Reproduce every one of the following records verbatim, line for line.

Data in this exercise:
┄┄┄┄┄┄┄┄┄┄

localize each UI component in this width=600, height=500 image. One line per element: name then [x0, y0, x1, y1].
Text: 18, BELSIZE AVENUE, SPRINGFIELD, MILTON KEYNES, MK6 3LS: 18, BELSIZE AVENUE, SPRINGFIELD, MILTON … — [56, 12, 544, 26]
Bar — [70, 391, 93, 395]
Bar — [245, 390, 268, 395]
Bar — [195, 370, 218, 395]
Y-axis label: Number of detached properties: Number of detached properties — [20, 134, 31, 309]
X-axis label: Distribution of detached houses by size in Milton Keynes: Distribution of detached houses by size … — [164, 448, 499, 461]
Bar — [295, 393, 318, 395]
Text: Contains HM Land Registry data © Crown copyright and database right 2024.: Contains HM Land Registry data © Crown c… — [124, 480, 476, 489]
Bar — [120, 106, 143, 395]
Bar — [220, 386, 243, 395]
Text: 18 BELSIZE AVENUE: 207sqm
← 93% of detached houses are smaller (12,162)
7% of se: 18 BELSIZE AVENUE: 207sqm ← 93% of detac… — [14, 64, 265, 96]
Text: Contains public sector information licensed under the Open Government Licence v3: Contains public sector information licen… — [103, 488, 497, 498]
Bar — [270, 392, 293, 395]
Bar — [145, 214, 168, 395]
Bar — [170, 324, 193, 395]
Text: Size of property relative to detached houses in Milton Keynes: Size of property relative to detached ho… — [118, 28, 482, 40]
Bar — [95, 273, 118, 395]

┄┄┄┄┄┄┄┄┄┄

Response to the exercise:
localize each UI component in this width=600, height=500 image. One line per element: name then [x0, y0, x1, y1].
Text: 18, BELSIZE AVENUE, SPRINGFIELD, MILTON KEYNES, MK6 3LS: 18, BELSIZE AVENUE, SPRINGFIELD, MILTON … — [56, 12, 544, 26]
Bar — [70, 391, 93, 395]
Bar — [245, 390, 268, 395]
Bar — [195, 370, 218, 395]
Y-axis label: Number of detached properties: Number of detached properties — [20, 134, 31, 309]
X-axis label: Distribution of detached houses by size in Milton Keynes: Distribution of detached houses by size … — [164, 448, 499, 461]
Bar — [295, 393, 318, 395]
Text: Contains HM Land Registry data © Crown copyright and database right 2024.: Contains HM Land Registry data © Crown c… — [124, 480, 476, 489]
Bar — [120, 106, 143, 395]
Bar — [220, 386, 243, 395]
Text: 18 BELSIZE AVENUE: 207sqm
← 93% of detached houses are smaller (12,162)
7% of se: 18 BELSIZE AVENUE: 207sqm ← 93% of detac… — [14, 64, 265, 96]
Text: Contains public sector information licensed under the Open Government Licence v3: Contains public sector information licen… — [103, 488, 497, 498]
Bar — [270, 392, 293, 395]
Bar — [145, 214, 168, 395]
Bar — [170, 324, 193, 395]
Text: Size of property relative to detached houses in Milton Keynes: Size of property relative to detached ho… — [118, 28, 482, 40]
Bar — [95, 273, 118, 395]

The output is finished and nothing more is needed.